## BEGIN

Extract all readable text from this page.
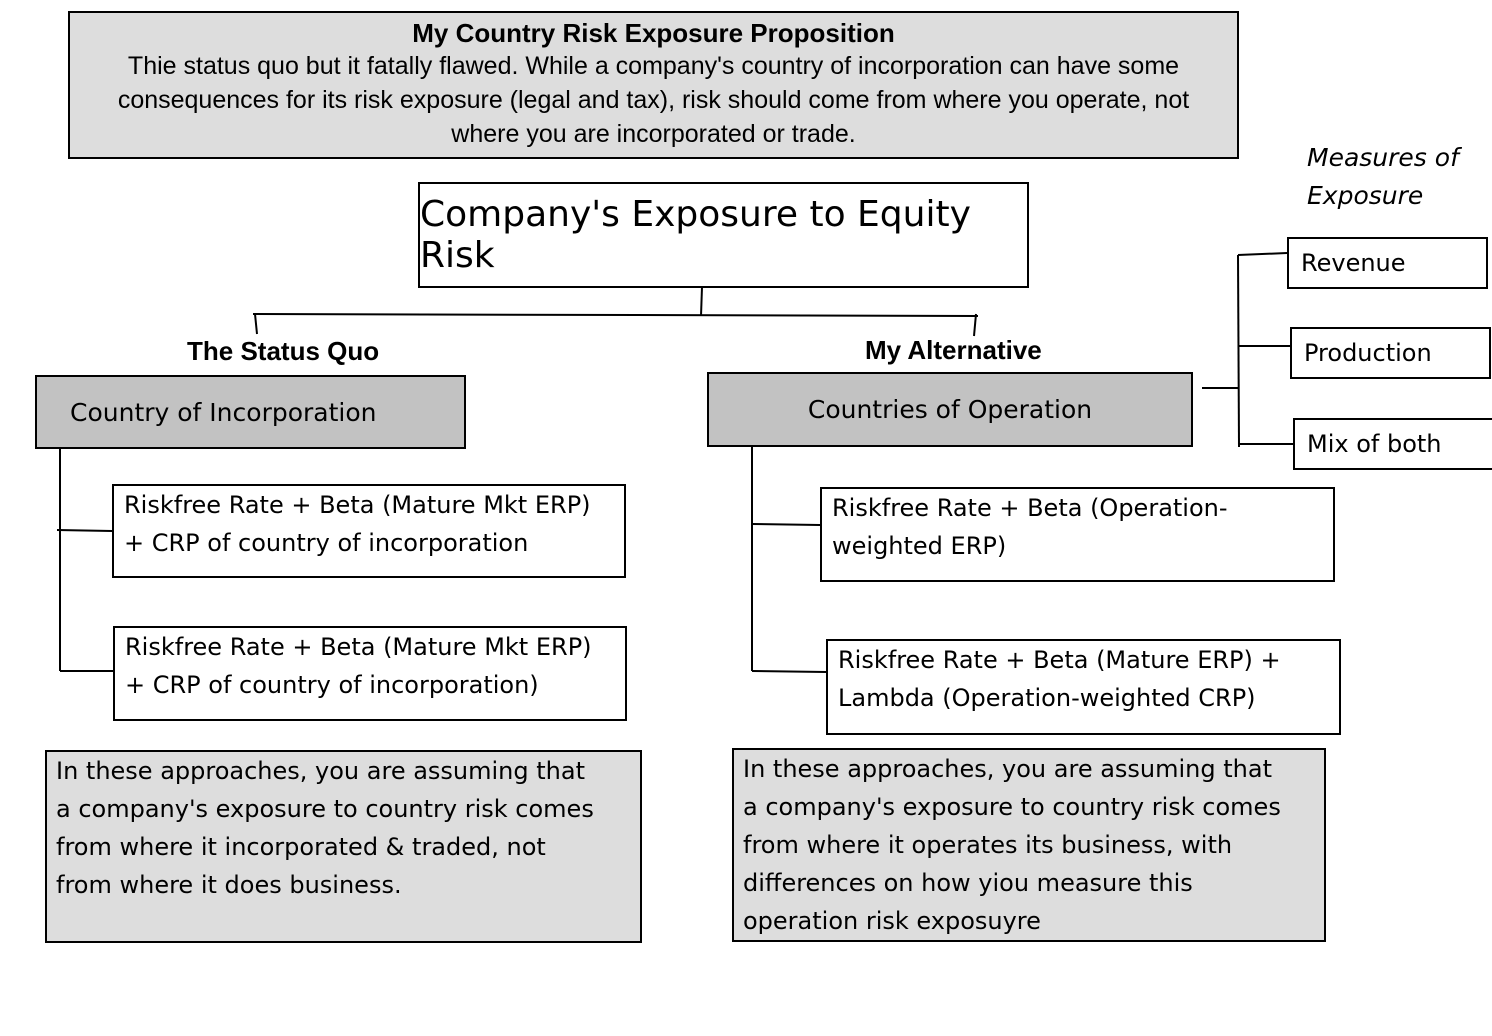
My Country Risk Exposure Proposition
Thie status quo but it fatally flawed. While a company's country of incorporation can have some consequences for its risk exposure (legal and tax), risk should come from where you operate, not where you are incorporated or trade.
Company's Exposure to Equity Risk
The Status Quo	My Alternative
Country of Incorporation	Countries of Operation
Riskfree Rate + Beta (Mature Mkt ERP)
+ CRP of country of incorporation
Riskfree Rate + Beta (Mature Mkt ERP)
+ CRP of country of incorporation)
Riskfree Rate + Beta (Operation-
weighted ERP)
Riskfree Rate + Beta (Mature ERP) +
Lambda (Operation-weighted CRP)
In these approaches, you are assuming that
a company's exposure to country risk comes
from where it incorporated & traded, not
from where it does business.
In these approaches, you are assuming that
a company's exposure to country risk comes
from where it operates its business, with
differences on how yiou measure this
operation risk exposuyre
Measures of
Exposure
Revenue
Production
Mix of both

## END

**REQUEST:**
Reproduce every record word for word. The copy must contain no pictures.

**EXERCISE OUTPUT:**
Extract all readable text from this page.
My Country Risk Exposure Proposition
Thie status quo but it fatally flawed. While a company's country of incorporation can have some consequences for its risk exposure (legal and tax), risk should come from where you operate, not where you are incorporated or trade.
Company's Exposure to Equity Risk
The Status Quo	My Alternative
Country of Incorporation	Countries of Operation
Riskfree Rate + Beta (Mature Mkt ERP)
+ CRP of country of incorporation
Riskfree Rate + Beta (Mature Mkt ERP)
+ CRP of country of incorporation)
Riskfree Rate + Beta (Operation-
weighted ERP)
Riskfree Rate + Beta (Mature ERP) +
Lambda (Operation-weighted CRP)
In these approaches, you are assuming that
a company's exposure to country risk comes
from where it incorporated & traded, not
from where it does business.
In these approaches, you are assuming that
a company's exposure to country risk comes
from where it operates its business, with
differences on how yiou measure this
operation risk exposuyre
Measures of
Exposure
Revenue
Production
Mix of both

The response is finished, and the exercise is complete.